Schreiben Sie aus dem Auszug über den Transport-ETF einen Abschnitt wortgetreu ab. Beginnen Sie bei den Worten „United Parcel Services oder“ und hören Sie nach „Kursniveau interessant ist.“ auf.

- **Ausgewählter Auszug**
——————————

Der ETF für Aktien aus dem Transportwesen (IYT) legt seinen Schwerpunkt auf Aktien aus den USA. Mit jeweils 18 % Gewichtung repräsentieren die Aktien von Union Pacific (UNP) und United Parcel Services (UPS) bereits mehr als ein Drittel des im ETF enthaltenen Aktien Universums.

United Parcel Services oder Union Pacific: Wo wird mehr verdient ?

Beide Aktien können sich über den letzten Zwischentiefs halten. UPS wird aktuell mit einem KGV von etwas unter 14 bewertet. Die Analysten erwarten für UPS bis 2024 kein nennenswertes Wachstum, so dass für 2024 auch nur ein KGV von ca. 14 erwartet wird. Historisch pendelte das KGV für United Parcel Services meist zwischen 17 und 30, so dass die Aktie für Value-Investoren sicherlich auf dem aktuellen Kursniveau interessant ist.

——————————

- **Bereitgestelltes Material**

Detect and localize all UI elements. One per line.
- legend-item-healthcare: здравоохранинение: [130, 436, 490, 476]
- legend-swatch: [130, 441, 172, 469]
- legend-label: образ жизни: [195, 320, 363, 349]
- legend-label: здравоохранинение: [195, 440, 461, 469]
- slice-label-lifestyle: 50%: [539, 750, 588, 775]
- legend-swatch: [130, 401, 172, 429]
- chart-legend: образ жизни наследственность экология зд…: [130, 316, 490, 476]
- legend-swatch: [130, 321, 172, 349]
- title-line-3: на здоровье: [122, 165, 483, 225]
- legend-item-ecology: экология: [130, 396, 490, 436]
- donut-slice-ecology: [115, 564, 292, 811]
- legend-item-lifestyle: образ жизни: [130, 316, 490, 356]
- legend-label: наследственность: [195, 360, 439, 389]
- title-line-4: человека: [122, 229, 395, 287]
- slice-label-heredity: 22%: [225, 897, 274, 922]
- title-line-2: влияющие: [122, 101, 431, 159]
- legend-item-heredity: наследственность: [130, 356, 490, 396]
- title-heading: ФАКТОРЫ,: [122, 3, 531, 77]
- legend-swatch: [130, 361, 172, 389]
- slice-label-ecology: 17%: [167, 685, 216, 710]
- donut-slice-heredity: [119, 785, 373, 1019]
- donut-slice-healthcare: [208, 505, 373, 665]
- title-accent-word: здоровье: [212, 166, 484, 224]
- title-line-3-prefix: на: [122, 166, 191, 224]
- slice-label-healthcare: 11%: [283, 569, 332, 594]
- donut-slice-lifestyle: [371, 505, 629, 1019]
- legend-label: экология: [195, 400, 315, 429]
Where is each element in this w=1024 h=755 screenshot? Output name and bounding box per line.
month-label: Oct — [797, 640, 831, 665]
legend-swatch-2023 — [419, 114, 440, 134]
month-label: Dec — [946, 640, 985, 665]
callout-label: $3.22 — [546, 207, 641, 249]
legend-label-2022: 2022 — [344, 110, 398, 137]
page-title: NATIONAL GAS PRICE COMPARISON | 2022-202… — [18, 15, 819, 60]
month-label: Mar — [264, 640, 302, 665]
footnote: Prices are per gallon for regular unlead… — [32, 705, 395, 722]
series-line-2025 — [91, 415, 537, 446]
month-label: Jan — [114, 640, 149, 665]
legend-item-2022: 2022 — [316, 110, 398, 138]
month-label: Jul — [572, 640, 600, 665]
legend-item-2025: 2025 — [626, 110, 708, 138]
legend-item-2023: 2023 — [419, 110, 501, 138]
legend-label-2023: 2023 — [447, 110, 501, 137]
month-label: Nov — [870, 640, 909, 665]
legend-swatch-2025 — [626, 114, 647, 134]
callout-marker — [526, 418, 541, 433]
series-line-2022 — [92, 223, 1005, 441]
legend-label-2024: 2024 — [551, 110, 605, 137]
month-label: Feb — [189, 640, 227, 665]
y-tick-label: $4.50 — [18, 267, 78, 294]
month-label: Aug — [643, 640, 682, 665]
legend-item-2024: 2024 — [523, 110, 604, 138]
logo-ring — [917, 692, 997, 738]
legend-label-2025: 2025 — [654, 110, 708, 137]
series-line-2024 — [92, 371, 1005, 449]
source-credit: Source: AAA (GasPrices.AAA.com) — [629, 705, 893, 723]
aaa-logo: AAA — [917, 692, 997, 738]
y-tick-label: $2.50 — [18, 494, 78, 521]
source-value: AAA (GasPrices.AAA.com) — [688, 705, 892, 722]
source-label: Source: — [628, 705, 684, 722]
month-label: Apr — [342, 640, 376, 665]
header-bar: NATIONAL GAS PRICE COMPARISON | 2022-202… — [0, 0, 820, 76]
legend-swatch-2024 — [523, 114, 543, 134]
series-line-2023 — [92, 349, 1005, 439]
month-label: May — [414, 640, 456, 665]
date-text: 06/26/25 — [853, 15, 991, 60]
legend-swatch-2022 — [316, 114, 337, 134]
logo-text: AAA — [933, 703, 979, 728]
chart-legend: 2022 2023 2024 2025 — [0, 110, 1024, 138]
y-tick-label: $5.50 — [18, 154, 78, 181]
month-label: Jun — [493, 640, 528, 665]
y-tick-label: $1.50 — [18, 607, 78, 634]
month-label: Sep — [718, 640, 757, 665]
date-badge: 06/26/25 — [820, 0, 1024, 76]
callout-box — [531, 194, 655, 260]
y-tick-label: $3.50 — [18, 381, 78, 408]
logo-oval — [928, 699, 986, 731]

——————————

- **Lösung**
United Parcel Services oder Union Pacific: Wo wird mehr verdient ?

Beide Aktien können sich über den letzten Zwischentiefs halten. UPS wird aktuell mit einem KGV von etwas unter 14 bewertet. Die Analysten erwarten für UPS bis 2024 kein nennenswertes Wachstum, so dass für 2024 auch nur ein KGV von ca. 14 erwartet wird. Historisch pendelte das KGV für United Parcel Services meist zwischen 17 und 30, so dass die Aktie für Value-Investoren sicherlich auf dem aktuellen Kursniveau interessant ist.